(Rows from a figure dataset)
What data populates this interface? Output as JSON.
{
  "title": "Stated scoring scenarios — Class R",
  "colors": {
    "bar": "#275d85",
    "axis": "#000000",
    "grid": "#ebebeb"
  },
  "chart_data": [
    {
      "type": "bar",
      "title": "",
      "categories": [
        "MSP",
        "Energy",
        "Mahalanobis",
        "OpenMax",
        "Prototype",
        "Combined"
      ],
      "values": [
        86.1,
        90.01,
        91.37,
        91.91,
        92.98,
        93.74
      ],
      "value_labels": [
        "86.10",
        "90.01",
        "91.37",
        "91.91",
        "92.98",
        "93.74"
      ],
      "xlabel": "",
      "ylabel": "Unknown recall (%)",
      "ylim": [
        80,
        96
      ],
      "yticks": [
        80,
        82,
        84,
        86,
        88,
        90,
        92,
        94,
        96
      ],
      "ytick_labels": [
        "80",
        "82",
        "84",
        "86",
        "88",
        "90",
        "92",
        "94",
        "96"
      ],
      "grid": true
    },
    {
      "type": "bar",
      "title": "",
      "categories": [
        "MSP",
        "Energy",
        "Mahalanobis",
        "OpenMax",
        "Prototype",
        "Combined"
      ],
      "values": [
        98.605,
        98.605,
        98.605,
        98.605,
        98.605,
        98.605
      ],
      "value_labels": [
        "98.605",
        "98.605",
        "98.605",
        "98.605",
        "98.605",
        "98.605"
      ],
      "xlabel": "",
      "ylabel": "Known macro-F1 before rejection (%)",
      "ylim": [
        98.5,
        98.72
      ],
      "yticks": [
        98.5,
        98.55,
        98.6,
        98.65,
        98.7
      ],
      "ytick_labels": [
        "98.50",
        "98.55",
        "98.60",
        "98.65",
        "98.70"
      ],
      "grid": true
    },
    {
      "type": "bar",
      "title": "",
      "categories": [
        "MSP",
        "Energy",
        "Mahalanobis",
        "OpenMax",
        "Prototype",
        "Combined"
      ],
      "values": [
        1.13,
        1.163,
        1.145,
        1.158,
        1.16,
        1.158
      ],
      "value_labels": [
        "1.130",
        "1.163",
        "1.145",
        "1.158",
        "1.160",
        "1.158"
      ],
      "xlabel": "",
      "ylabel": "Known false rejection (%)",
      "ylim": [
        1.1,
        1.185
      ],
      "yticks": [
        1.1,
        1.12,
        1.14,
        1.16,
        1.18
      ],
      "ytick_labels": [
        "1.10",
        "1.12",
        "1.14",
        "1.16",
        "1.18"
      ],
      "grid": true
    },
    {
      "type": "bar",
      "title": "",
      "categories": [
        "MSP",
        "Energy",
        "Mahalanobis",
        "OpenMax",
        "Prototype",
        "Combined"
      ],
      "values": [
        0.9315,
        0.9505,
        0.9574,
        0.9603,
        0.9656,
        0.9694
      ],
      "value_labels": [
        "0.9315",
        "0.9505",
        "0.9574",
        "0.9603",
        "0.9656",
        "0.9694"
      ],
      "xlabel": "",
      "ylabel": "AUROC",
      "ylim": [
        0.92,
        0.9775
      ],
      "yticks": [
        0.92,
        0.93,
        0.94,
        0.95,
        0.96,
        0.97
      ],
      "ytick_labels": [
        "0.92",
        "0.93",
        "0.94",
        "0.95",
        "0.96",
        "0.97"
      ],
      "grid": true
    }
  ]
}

== TASK DETAILS ==
Print the listing above in full, exactly as it is.

== ANSWER TO THE EXERCISE ==
What data populates this interface? Output as JSON.
{
  "title": "Stated scoring scenarios — Class R",
  "colors": {
    "bar": "#275d85",
    "axis": "#000000",
    "grid": "#ebebeb"
  },
  "chart_data": [
    {
      "type": "bar",
      "title": "",
      "categories": [
        "MSP",
        "Energy",
        "Mahalanobis",
        "OpenMax",
        "Prototype",
        "Combined"
      ],
      "values": [
        86.1,
        90.01,
        91.37,
        91.91,
        92.98,
        93.74
      ],
      "value_labels": [
        "86.10",
        "90.01",
        "91.37",
        "91.91",
        "92.98",
        "93.74"
      ],
      "xlabel": "",
      "ylabel": "Unknown recall (%)",
      "ylim": [
        80,
        96
      ],
      "yticks": [
        80,
        82,
        84,
        86,
        88,
        90,
        92,
        94,
        96
      ],
      "ytick_labels": [
        "80",
        "82",
        "84",
        "86",
        "88",
        "90",
        "92",
        "94",
        "96"
      ],
      "grid": true
    },
    {
      "type": "bar",
      "title": "",
      "categories": [
        "MSP",
        "Energy",
        "Mahalanobis",
        "OpenMax",
        "Prototype",
        "Combined"
      ],
      "values": [
        98.605,
        98.605,
        98.605,
        98.605,
        98.605,
        98.605
      ],
      "value_labels": [
        "98.605",
        "98.605",
        "98.605",
        "98.605",
        "98.605",
        "98.605"
      ],
      "xlabel": "",
      "ylabel": "Known macro-F1 before rejection (%)",
      "ylim": [
        98.5,
        98.72
      ],
      "yticks": [
        98.5,
        98.55,
        98.6,
        98.65,
        98.7
      ],
      "ytick_labels": [
        "98.50",
        "98.55",
        "98.60",
        "98.65",
        "98.70"
      ],
      "grid": true
    },
    {
      "type": "bar",
      "title": "",
      "categories": [
        "MSP",
        "Energy",
        "Mahalanobis",
        "OpenMax",
        "Prototype",
        "Combined"
      ],
      "values": [
        1.13,
        1.163,
        1.145,
        1.158,
        1.16,
        1.158
      ],
      "value_labels": [
        "1.130",
        "1.163",
        "1.145",
        "1.158",
        "1.160",
        "1.158"
      ],
      "xlabel": "",
      "ylabel": "Known false rejection (%)",
      "ylim": [
        1.1,
        1.185
      ],
      "yticks": [
        1.1,
        1.12,
        1.14,
        1.16,
        1.18
      ],
      "ytick_labels": [
        "1.10",
        "1.12",
        "1.14",
        "1.16",
        "1.18"
      ],
      "grid": true
    },
    {
      "type": "bar",
      "title": "",
      "categories": [
        "MSP",
        "Energy",
        "Mahalanobis",
        "OpenMax",
        "Prototype",
        "Combined"
      ],
      "values": [
        0.9315,
        0.9505,
        0.9574,
        0.9603,
        0.9656,
        0.9694
      ],
      "value_labels": [
        "0.9315",
        "0.9505",
        "0.9574",
        "0.9603",
        "0.9656",
        "0.9694"
      ],
      "xlabel": "",
      "ylabel": "AUROC",
      "ylim": [
        0.92,
        0.9775
      ],
      "yticks": [
        0.92,
        0.93,
        0.94,
        0.95,
        0.96,
        0.97
      ],
      "ytick_labels": [
        "0.92",
        "0.93",
        "0.94",
        "0.95",
        "0.96",
        "0.97"
      ],
      "grid": true
    }
  ]
}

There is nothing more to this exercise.